● **JOB**
Count every line in the following entries where the word "bolts" appears. Give the count alone.
— BEGIN —
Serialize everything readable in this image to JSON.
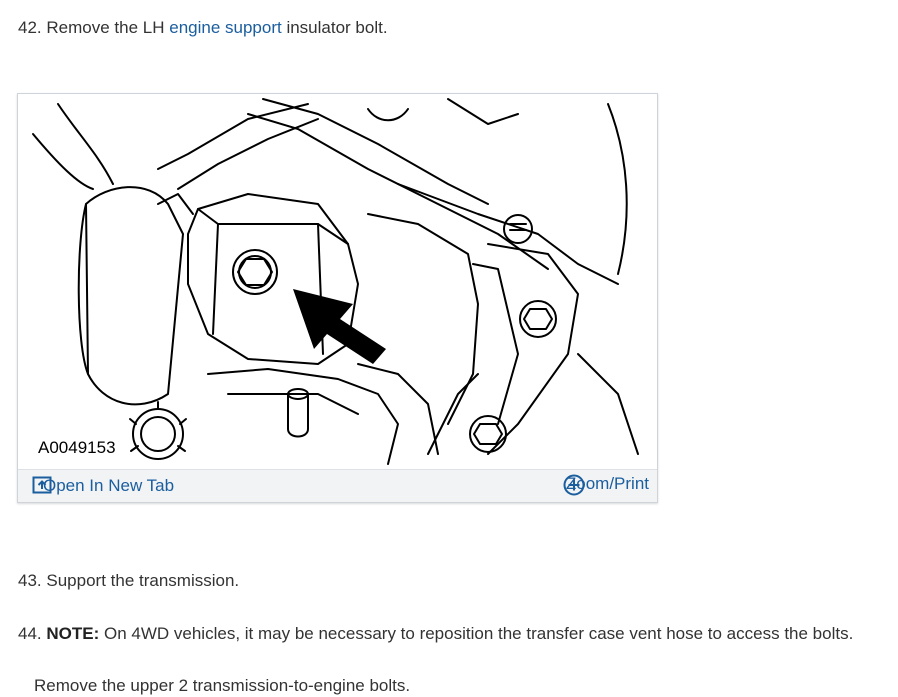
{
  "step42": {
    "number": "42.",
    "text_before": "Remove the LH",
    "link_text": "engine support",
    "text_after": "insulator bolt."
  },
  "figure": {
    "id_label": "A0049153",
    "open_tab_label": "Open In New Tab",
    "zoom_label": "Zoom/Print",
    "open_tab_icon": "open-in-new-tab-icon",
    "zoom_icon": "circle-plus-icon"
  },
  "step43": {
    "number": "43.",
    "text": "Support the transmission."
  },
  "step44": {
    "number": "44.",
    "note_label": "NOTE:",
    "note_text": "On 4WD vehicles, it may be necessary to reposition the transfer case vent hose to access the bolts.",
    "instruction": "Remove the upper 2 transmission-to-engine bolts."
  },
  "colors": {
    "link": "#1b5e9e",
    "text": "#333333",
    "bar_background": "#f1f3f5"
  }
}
— END —
● **EXERCISE RESPONSE**
2